PROMPT:
Of the lines below, count those containing the word "this". Reply with the number alone.

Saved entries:
========================

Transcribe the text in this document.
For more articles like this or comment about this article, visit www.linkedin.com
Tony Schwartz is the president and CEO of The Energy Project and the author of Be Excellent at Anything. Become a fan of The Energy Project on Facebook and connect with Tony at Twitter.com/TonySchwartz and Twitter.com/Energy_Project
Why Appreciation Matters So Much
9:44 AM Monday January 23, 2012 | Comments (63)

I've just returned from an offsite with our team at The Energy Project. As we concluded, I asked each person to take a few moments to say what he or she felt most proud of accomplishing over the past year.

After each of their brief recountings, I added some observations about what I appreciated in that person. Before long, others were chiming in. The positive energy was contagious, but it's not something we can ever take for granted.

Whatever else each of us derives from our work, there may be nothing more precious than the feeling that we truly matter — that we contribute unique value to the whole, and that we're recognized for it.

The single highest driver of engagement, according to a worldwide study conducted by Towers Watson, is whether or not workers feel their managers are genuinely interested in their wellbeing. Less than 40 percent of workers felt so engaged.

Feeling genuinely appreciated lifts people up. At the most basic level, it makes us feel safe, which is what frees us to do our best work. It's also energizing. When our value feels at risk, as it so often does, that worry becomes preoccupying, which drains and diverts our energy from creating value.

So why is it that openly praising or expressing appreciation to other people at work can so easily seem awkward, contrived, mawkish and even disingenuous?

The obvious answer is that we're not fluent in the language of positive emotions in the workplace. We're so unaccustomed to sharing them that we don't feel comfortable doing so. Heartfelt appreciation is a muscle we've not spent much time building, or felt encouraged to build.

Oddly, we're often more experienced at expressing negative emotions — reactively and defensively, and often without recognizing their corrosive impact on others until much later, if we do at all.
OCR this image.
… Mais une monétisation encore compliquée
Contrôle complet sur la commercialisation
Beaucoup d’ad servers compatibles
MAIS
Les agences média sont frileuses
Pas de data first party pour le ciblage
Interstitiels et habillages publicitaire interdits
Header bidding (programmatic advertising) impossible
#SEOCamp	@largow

========================

SOLUTION TO THE PROBLEM:
3